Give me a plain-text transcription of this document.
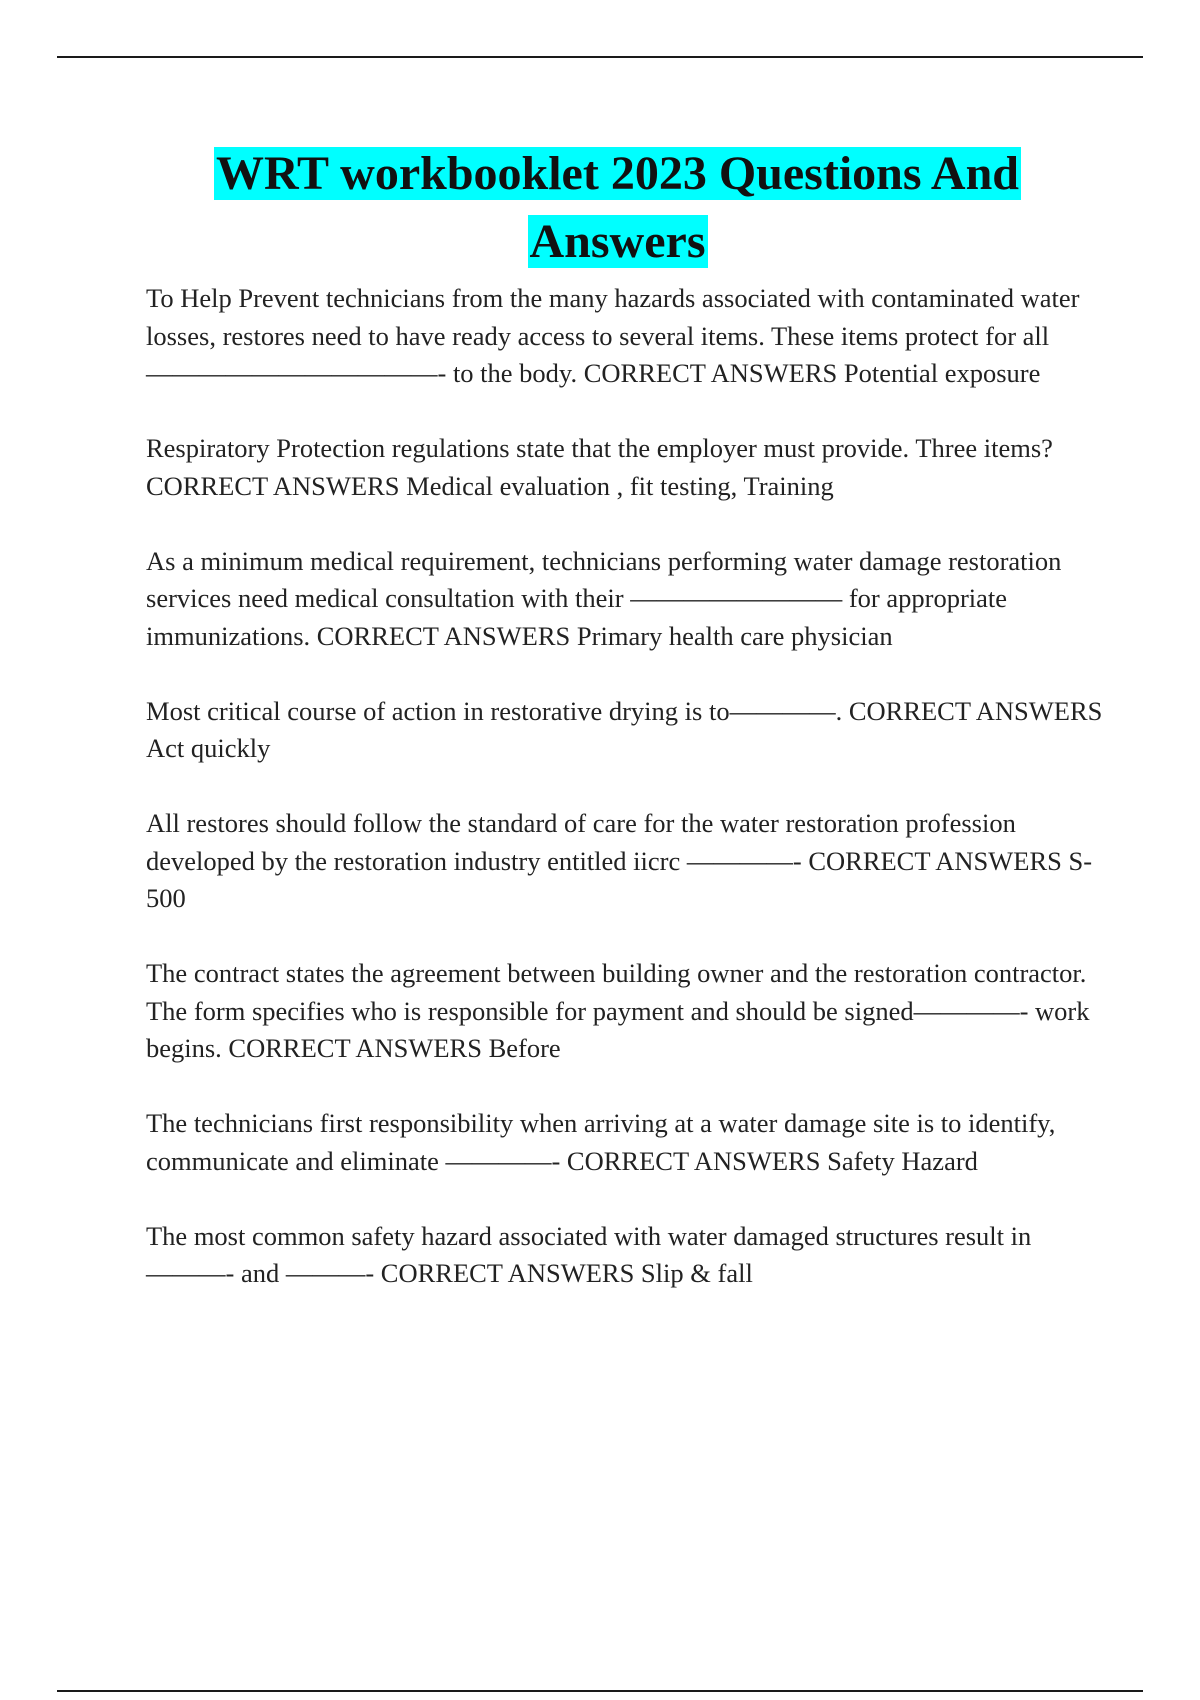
WRT workbooklet 2023 Questions And
Answers

To Help Prevent technicians from the many hazards associated with contaminated water losses, restores need to have ready access to several items. These items protect for all———————————- to the body. CORRECT ANSWERS Potential exposure

Respiratory Protection regulations state that the employer must provide. Three items? CORRECT ANSWERS Medical evaluation , fit testing, Training

As a minimum medical requirement, technicians performing water damage restoration services need medical consultation with their ———————— for appropriate immunizations. CORRECT ANSWERS Primary health care physician

Most critical course of action in restorative drying is to————. CORRECT ANSWERS Act quickly

All restores should follow the standard of care for the water restoration profession developed by the restoration industry entitled iicrc ————- CORRECT ANSWERS S-500

The contract states the agreement between building owner and the restoration contractor. The form specifies who is responsible for payment and should be signed————- work begins. CORRECT ANSWERS Before

The technicians first responsibility when arriving at a water damage site is to identify, communicate and eliminate ————- CORRECT ANSWERS Safety Hazard

The most common safety hazard associated with water damaged structures result in ———- and ———- CORRECT ANSWERS Slip & fall
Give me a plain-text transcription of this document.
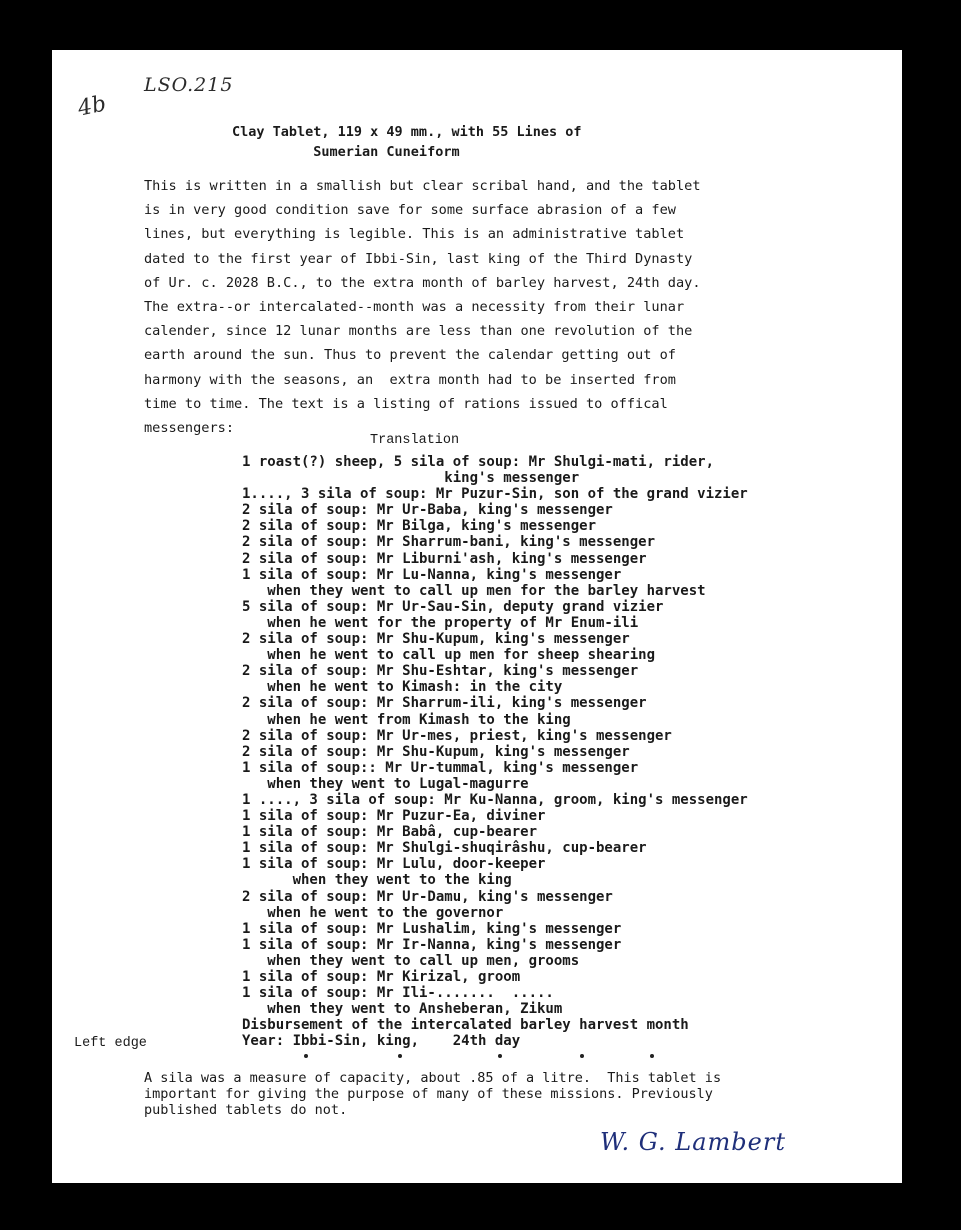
LSO.215
4b
Clay Tablet, 119 x 49 mm., with 55 Lines of
Sumerian Cuneiform
This is written in a smallish but clear scribal hand, and the tablet
is in very good condition save for some surface abrasion of a few
lines, but everything is legible. This is an administrative tablet
dated to the first year of Ibbi-Sin, last king of the Third Dynasty
of Ur. c. 2028 B.C., to the extra month of barley harvest, 24th day.
The extra--or intercalated--month was a necessity from their lunar
calender, since 12 lunar months are less than one revolution of the
earth around the sun. Thus to prevent the calendar getting out of
harmony with the seasons, an  extra month had to be inserted from
time to time. The text is a listing of rations issued to offical
messengers:
Translation
1 roast(?) sheep, 5 sila of soup: Mr Shulgi-mati, rider,
king's messenger
1...., 3 sila of soup: Mr Puzur-Sin, son of the grand vizier
2 sila of soup: Mr Ur-Baba, king's messenger
2 sila of soup: Mr Bilga, king's messenger
2 sila of soup: Mr Sharrum-bani, king's messenger
2 sila of soup: Mr Liburni'ash, king's messenger
1 sila of soup: Mr Lu-Nanna, king's messenger
when they went to call up men for the barley harvest
5 sila of soup: Mr Ur-Sau-Sin, deputy grand vizier
when he went for the property of Mr Enum-ili
2 sila of soup: Mr Shu-Kupum, king's messenger
when he went to call up men for sheep shearing
2 sila of soup: Mr Shu-Eshtar, king's messenger
when he went to Kimash: in the city
2 sila of soup: Mr Sharrum-ili, king's messenger
when he went from Kimash to the king
2 sila of soup: Mr Ur-mes, priest, king's messenger
2 sila of soup: Mr Shu-Kupum, king's messenger
1 sila of soup:: Mr Ur-tummal, king's messenger
when they went to Lugal-magurre
1 ...., 3 sila of soup: Mr Ku-Nanna, groom, king's messenger
1 sila of soup: Mr Puzur-Ea, diviner
1 sila of soup: Mr Babâ, cup-bearer
1 sila of soup: Mr Shulgi-shuqirâshu, cup-bearer
1 sila of soup: Mr Lulu, door-keeper
when they went to the king
2 sila of soup: Mr Ur-Damu, king's messenger
when he went to the governor
1 sila of soup: Mr Lushalim, king's messenger
1 sila of soup: Mr Ir-Nanna, king's messenger
when they went to call up men, grooms
1 sila of soup: Mr Kirizal, groom
1 sila of soup: Mr Ili-.......  .....
when they went to Ansheberan, Zikum
Disbursement of the intercalated barley harvest month
Year: Ibbi-Sin, king,    24th day
Left edge
A sila was a measure of capacity, about .85 of a litre.  This tablet is
important for giving the purpose of many of these missions. Previously
published tablets do not.
W. G. Lambert
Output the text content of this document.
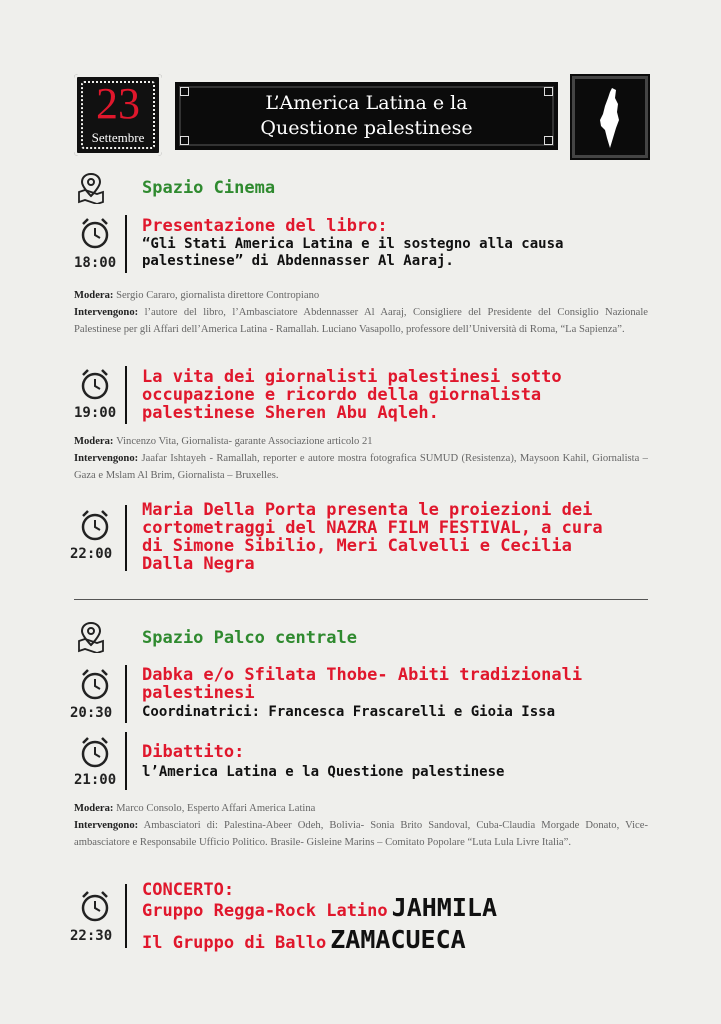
23
Settembre
L’America Latina e la
Questione palestinese
Spazio Cinema
18:00
Presentazione del libro:
“Gli Stati America Latina e il sostegno alla causa
palestinese” di Abdennasser Al Aaraj.
Modera: Sergio Cararo, giornalista direttore Contropiano
Intervengono: l’autore del libro, l’Ambasciatore Abdennasser Al Aaraj, Consigliere del Presidente del Consiglio Nazionale Palestinese per gli Affari dell’America Latina - Ramallah. Luciano Vasapollo, professore dell’Università di Roma, “La Sapienza”.
19:00
La vita dei giornalisti palestinesi sotto
occupazione e ricordo della giornalista
palestinese Sheren Abu Aqleh.
Modera: Vincenzo Vita, Giornalista- garante Associazione articolo 21
Intervengono: Jaafar Ishtayeh - Ramallah, reporter e autore mostra fotografica SUMUD (Resistenza), Maysoon Kahil, Giornalista – Gaza e Mslam Al Brim, Giornalista – Bruxelles.
22:00
Maria Della Porta presenta le proiezioni dei
cortometraggi del NAZRA FILM FESTIVAL, a cura
di Simone Sibilio, Meri Calvelli e Cecilia
Dalla Negra
Spazio Palco centrale
20:30
Dabka e/o Sfilata Thobe- Abiti tradizionali
palestinesi
Coordinatrici: Francesca Frascarelli e Gioia Issa
21:00
Dibattito:
l’America Latina e la Questione palestinese
Modera: Marco Consolo, Esperto Affari America Latina
Intervengono: Ambasciatori di: Palestina-Abeer Odeh, Bolivia- Sonia Brito Sandoval, Cuba-Claudia Morgade Donato, Vice-ambasciatore e Responsabile Ufficio Politico. Brasile- Gisleine Marins – Comitato Popolare “Luta Lula Livre Italia”.
22:30
CONCERTO:
Gruppo Regga-Rock Latino JAHMILA
Il Gruppo di Ballo ZAMACUECA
◆ ◆ ◆ ◆
* WORK TO BE COMPLETED:
All records must be output exactly as they are, except for the pictures, which are left out.

* SOLUTION TO THIS TASK:
Give me a plain-text transcription of this document.
WRT workbooklet 2023 Questions And
Answers

To Help Prevent technicians from the many hazards associated with contaminated water losses, restores need to have ready access to several items. These items protect for all———————————- to the body. CORRECT ANSWERS Potential exposure

Respiratory Protection regulations state that the employer must provide. Three items? CORRECT ANSWERS Medical evaluation , fit testing, Training

As a minimum medical requirement, technicians performing water damage restoration services need medical consultation with their ———————— for appropriate immunizations. CORRECT ANSWERS Primary health care physician

Most critical course of action in restorative drying is to————. CORRECT ANSWERS Act quickly

All restores should follow the standard of care for the water restoration profession developed by the restoration industry entitled iicrc ————- CORRECT ANSWERS S-500

The contract states the agreement between building owner and the restoration contractor. The form specifies who is responsible for payment and should be signed————- work begins. CORRECT ANSWERS Before

The technicians first responsibility when arriving at a water damage site is to identify, communicate and eliminate ————- CORRECT ANSWERS Safety Hazard

The most common safety hazard associated with water damaged structures result in ———- and ———- CORRECT ANSWERS Slip & fall
Give me a plain-text transcription of this document.
LSO.215
4b
Clay Tablet, 119 x 49 mm., with 55 Lines of
Sumerian Cuneiform
This is written in a smallish but clear scribal hand, and the tablet
is in very good condition save for some surface abrasion of a few
lines, but everything is legible. This is an administrative tablet
dated to the first year of Ibbi-Sin, last king of the Third Dynasty
of Ur. c. 2028 B.C., to the extra month of barley harvest, 24th day.
The extra--or intercalated--month was a necessity from their lunar
calender, since 12 lunar months are less than one revolution of the
earth around the sun. Thus to prevent the calendar getting out of
harmony with the seasons, an  extra month had to be inserted from
time to time. The text is a listing of rations issued to offical
messengers:
Translation
1 roast(?) sheep, 5 sila of soup: Mr Shulgi-mati, rider,
king's messenger
1...., 3 sila of soup: Mr Puzur-Sin, son of the grand vizier
2 sila of soup: Mr Ur-Baba, king's messenger
2 sila of soup: Mr Bilga, king's messenger
2 sila of soup: Mr Sharrum-bani, king's messenger
2 sila of soup: Mr Liburni'ash, king's messenger
1 sila of soup: Mr Lu-Nanna, king's messenger
when they went to call up men for the barley harvest
5 sila of soup: Mr Ur-Sau-Sin, deputy grand vizier
when he went for the property of Mr Enum-ili
2 sila of soup: Mr Shu-Kupum, king's messenger
when he went to call up men for sheep shearing
2 sila of soup: Mr Shu-Eshtar, king's messenger
when he went to Kimash: in the city
2 sila of soup: Mr Sharrum-ili, king's messenger
when he went from Kimash to the king
2 sila of soup: Mr Ur-mes, priest, king's messenger
2 sila of soup: Mr Shu-Kupum, king's messenger
1 sila of soup:: Mr Ur-tummal, king's messenger
when they went to Lugal-magurre
1 ...., 3 sila of soup: Mr Ku-Nanna, groom, king's messenger
1 sila of soup: Mr Puzur-Ea, diviner
1 sila of soup: Mr Babâ, cup-bearer
1 sila of soup: Mr Shulgi-shuqirâshu, cup-bearer
1 sila of soup: Mr Lulu, door-keeper
when they went to the king
2 sila of soup: Mr Ur-Damu, king's messenger
when he went to the governor
1 sila of soup: Mr Lushalim, king's messenger
1 sila of soup: Mr Ir-Nanna, king's messenger
when they went to call up men, grooms
1 sila of soup: Mr Kirizal, groom
1 sila of soup: Mr Ili-.......  .....
when they went to Ansheberan, Zikum
Disbursement of the intercalated barley harvest month
Year: Ibbi-Sin, king,    24th day
Left edge
A sila was a measure of capacity, about .85 of a litre.  This tablet is
important for giving the purpose of many of these missions. Previously
published tablets do not.
W. G. Lambert
Output the text content of this document.
23
Settembre
L’America Latina e la
Questione palestinese
Spazio Cinema
18:00
Presentazione del libro:
“Gli Stati America Latina e il sostegno alla causa
palestinese” di Abdennasser Al Aaraj.
Modera: Sergio Cararo, giornalista direttore Contropiano
Intervengono: l’autore del libro, l’Ambasciatore Abdennasser Al Aaraj, Consigliere del Presidente del Consiglio Nazionale Palestinese per gli Affari dell’America Latina - Ramallah. Luciano Vasapollo, professore dell’Università di Roma, “La Sapienza”.
19:00
La vita dei giornalisti palestinesi sotto
occupazione e ricordo della giornalista
palestinese Sheren Abu Aqleh.
Modera: Vincenzo Vita, Giornalista- garante Associazione articolo 21
Intervengono: Jaafar Ishtayeh - Ramallah, reporter e autore mostra fotografica SUMUD (Resistenza), Maysoon Kahil, Giornalista – Gaza e Mslam Al Brim, Giornalista – Bruxelles.
22:00
Maria Della Porta presenta le proiezioni dei
cortometraggi del NAZRA FILM FESTIVAL, a cura
di Simone Sibilio, Meri Calvelli e Cecilia
Dalla Negra
Spazio Palco centrale
20:30
Dabka e/o Sfilata Thobe- Abiti tradizionali
palestinesi
Coordinatrici: Francesca Frascarelli e Gioia Issa
21:00
Dibattito:
l’America Latina e la Questione palestinese
Modera: Marco Consolo, Esperto Affari America Latina
Intervengono: Ambasciatori di: Palestina-Abeer Odeh, Bolivia- Sonia Brito Sandoval, Cuba-Claudia Morgade Donato, Vice-ambasciatore e Responsabile Ufficio Politico. Brasile- Gisleine Marins – Comitato Popolare “Luta Lula Livre Italia”.
22:30
CONCERTO:
Gruppo Regga-Rock Latino JAHMILA
Il Gruppo di Ballo ZAMACUECA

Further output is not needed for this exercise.